PROBLEM TO WORK ON |
The listing below should be written out exactly; please include all of it.

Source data
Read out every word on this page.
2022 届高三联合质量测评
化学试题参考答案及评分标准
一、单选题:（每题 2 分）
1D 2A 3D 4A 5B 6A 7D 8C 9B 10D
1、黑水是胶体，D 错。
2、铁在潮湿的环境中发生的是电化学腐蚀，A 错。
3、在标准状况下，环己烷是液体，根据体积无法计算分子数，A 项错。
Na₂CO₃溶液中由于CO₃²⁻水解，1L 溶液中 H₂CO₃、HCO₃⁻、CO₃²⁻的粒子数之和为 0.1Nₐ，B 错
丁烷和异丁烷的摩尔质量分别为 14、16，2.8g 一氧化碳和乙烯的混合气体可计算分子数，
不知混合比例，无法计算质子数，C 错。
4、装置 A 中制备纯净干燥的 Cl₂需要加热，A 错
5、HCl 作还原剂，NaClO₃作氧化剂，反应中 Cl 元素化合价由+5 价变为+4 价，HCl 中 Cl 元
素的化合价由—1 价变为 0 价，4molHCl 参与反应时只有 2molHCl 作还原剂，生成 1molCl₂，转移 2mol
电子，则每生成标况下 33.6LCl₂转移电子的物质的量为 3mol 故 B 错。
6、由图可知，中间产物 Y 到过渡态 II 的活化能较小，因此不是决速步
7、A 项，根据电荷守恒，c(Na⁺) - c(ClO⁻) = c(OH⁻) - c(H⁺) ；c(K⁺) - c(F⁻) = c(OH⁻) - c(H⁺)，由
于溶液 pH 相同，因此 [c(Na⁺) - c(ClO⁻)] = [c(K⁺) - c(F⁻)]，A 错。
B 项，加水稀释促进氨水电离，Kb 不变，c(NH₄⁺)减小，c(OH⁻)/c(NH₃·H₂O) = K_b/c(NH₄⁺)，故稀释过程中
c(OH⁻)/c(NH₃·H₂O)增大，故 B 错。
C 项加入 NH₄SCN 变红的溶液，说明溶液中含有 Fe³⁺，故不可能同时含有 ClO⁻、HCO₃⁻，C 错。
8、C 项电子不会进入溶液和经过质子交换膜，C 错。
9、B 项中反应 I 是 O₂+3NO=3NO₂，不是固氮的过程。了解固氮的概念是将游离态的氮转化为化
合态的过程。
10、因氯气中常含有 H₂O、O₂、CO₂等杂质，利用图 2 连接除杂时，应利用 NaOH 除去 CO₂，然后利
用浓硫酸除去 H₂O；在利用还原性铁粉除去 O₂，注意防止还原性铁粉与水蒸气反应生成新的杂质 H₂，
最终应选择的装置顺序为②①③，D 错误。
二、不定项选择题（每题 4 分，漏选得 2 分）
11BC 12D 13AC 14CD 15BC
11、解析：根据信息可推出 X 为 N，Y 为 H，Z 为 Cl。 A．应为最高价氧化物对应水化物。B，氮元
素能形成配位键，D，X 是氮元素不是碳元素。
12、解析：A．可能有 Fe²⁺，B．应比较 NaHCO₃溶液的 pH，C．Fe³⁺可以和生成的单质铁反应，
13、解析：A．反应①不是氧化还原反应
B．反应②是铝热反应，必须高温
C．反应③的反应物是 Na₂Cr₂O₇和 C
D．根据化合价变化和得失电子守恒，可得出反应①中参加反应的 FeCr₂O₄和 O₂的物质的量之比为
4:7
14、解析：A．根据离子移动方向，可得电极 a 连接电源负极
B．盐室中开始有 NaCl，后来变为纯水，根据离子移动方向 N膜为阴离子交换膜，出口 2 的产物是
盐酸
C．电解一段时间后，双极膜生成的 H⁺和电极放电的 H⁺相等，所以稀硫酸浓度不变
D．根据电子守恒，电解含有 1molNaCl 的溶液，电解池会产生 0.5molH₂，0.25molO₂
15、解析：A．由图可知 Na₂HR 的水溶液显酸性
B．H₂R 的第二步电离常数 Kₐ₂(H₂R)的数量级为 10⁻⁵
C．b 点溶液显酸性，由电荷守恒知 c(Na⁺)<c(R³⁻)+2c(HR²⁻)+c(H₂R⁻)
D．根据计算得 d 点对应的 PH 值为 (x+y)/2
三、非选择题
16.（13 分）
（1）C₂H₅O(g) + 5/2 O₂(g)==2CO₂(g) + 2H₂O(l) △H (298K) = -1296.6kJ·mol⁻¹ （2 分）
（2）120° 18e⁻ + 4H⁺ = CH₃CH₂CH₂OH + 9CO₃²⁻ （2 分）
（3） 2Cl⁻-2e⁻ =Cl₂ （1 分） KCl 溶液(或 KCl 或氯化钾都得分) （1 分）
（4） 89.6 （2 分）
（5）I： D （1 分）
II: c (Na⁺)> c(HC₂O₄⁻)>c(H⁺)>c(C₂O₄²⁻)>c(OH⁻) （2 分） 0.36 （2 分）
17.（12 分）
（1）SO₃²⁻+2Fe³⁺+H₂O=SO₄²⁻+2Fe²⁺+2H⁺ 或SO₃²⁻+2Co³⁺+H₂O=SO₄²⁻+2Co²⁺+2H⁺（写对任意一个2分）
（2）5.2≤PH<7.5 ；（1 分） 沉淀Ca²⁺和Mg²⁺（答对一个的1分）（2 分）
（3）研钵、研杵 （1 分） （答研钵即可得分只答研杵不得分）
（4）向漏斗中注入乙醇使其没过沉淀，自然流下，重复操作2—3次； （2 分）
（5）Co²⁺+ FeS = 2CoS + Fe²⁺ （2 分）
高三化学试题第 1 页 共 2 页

COMPLETED TASK |
Read out every word on this page.
2022 届高三联合质量测评
化学试题参考答案及评分标准
一、单选题:（每题 2 分）
1D 2A 3D 4A 5B 6A 7D 8C 9B 10D
1、黑水是胶体，D 错。
2、铁在潮湿的环境中发生的是电化学腐蚀，A 错。
3、在标准状况下，环己烷是液体，根据体积无法计算分子数，A 项错。
Na₂CO₃溶液中由于CO₃²⁻水解，1L 溶液中 H₂CO₃、HCO₃⁻、CO₃²⁻的粒子数之和为 0.1Nₐ，B 错
丁烷和异丁烷的摩尔质量分别为 14、16，2.8g 一氧化碳和乙烯的混合气体可计算分子数，
不知混合比例，无法计算质子数，C 错。
4、装置 A 中制备纯净干燥的 Cl₂需要加热，A 错
5、HCl 作还原剂，NaClO₃作氧化剂，反应中 Cl 元素化合价由+5 价变为+4 价，HCl 中 Cl 元
素的化合价由—1 价变为 0 价，4molHCl 参与反应时只有 2molHCl 作还原剂，生成 1molCl₂，转移 2mol
电子，则每生成标况下 33.6LCl₂转移电子的物质的量为 3mol 故 B 错。
6、由图可知，中间产物 Y 到过渡态 II 的活化能较小，因此不是决速步
7、A 项，根据电荷守恒，c(Na⁺) - c(ClO⁻) = c(OH⁻) - c(H⁺) ；c(K⁺) - c(F⁻) = c(OH⁻) - c(H⁺)，由
于溶液 pH 相同，因此 [c(Na⁺) - c(ClO⁻)] = [c(K⁺) - c(F⁻)]，A 错。
B 项，加水稀释促进氨水电离，Kb 不变，c(NH₄⁺)减小，c(OH⁻)/c(NH₃·H₂O) = K_b/c(NH₄⁺)，故稀释过程中
c(OH⁻)/c(NH₃·H₂O)增大，故 B 错。
C 项加入 NH₄SCN 变红的溶液，说明溶液中含有 Fe³⁺，故不可能同时含有 ClO⁻、HCO₃⁻，C 错。
8、C 项电子不会进入溶液和经过质子交换膜，C 错。
9、B 项中反应 I 是 O₂+3NO=3NO₂，不是固氮的过程。了解固氮的概念是将游离态的氮转化为化
合态的过程。
10、因氯气中常含有 H₂O、O₂、CO₂等杂质，利用图 2 连接除杂时，应利用 NaOH 除去 CO₂，然后利
用浓硫酸除去 H₂O；在利用还原性铁粉除去 O₂，注意防止还原性铁粉与水蒸气反应生成新的杂质 H₂，
最终应选择的装置顺序为②①③，D 错误。
二、不定项选择题（每题 4 分，漏选得 2 分）
11BC 12D 13AC 14CD 15BC
11、解析：根据信息可推出 X 为 N，Y 为 H，Z 为 Cl。 A．应为最高价氧化物对应水化物。B，氮元
素能形成配位键，D，X 是氮元素不是碳元素。
12、解析：A．可能有 Fe²⁺，B．应比较 NaHCO₃溶液的 pH，C．Fe³⁺可以和生成的单质铁反应，
13、解析：A．反应①不是氧化还原反应
B．反应②是铝热反应，必须高温
C．反应③的反应物是 Na₂Cr₂O₇和 C
D．根据化合价变化和得失电子守恒，可得出反应①中参加反应的 FeCr₂O₄和 O₂的物质的量之比为
4:7
14、解析：A．根据离子移动方向，可得电极 a 连接电源负极
B．盐室中开始有 NaCl，后来变为纯水，根据离子移动方向 N膜为阴离子交换膜，出口 2 的产物是
盐酸
C．电解一段时间后，双极膜生成的 H⁺和电极放电的 H⁺相等，所以稀硫酸浓度不变
D．根据电子守恒，电解含有 1molNaCl 的溶液，电解池会产生 0.5molH₂，0.25molO₂
15、解析：A．由图可知 Na₂HR 的水溶液显酸性
B．H₂R 的第二步电离常数 Kₐ₂(H₂R)的数量级为 10⁻⁵
C．b 点溶液显酸性，由电荷守恒知 c(Na⁺)<c(R³⁻)+2c(HR²⁻)+c(H₂R⁻)
D．根据计算得 d 点对应的 PH 值为 (x+y)/2
三、非选择题
16.（13 分）
（1）C₂H₅O(g) + 5/2 O₂(g)==2CO₂(g) + 2H₂O(l) △H (298K) = -1296.6kJ·mol⁻¹ （2 分）
（2）120° 18e⁻ + 4H⁺ = CH₃CH₂CH₂OH + 9CO₃²⁻ （2 分）
（3） 2Cl⁻-2e⁻ =Cl₂ （1 分） KCl 溶液(或 KCl 或氯化钾都得分) （1 分）
（4） 89.6 （2 分）
（5）I： D （1 分）
II: c (Na⁺)> c(HC₂O₄⁻)>c(H⁺)>c(C₂O₄²⁻)>c(OH⁻) （2 分） 0.36 （2 分）
17.（12 分）
（1）SO₃²⁻+2Fe³⁺+H₂O=SO₄²⁻+2Fe²⁺+2H⁺ 或SO₃²⁻+2Co³⁺+H₂O=SO₄²⁻+2Co²⁺+2H⁺（写对任意一个2分）
（2）5.2≤PH<7.5 ；（1 分） 沉淀Ca²⁺和Mg²⁺（答对一个的1分）（2 分）
（3）研钵、研杵 （1 分） （答研钵即可得分只答研杵不得分）
（4）向漏斗中注入乙醇使其没过沉淀，自然流下，重复操作2—3次； （2 分）
（5）Co²⁺+ FeS = 2CoS + Fe²⁺ （2 分）
高三化学试题第 1 页 共 2 页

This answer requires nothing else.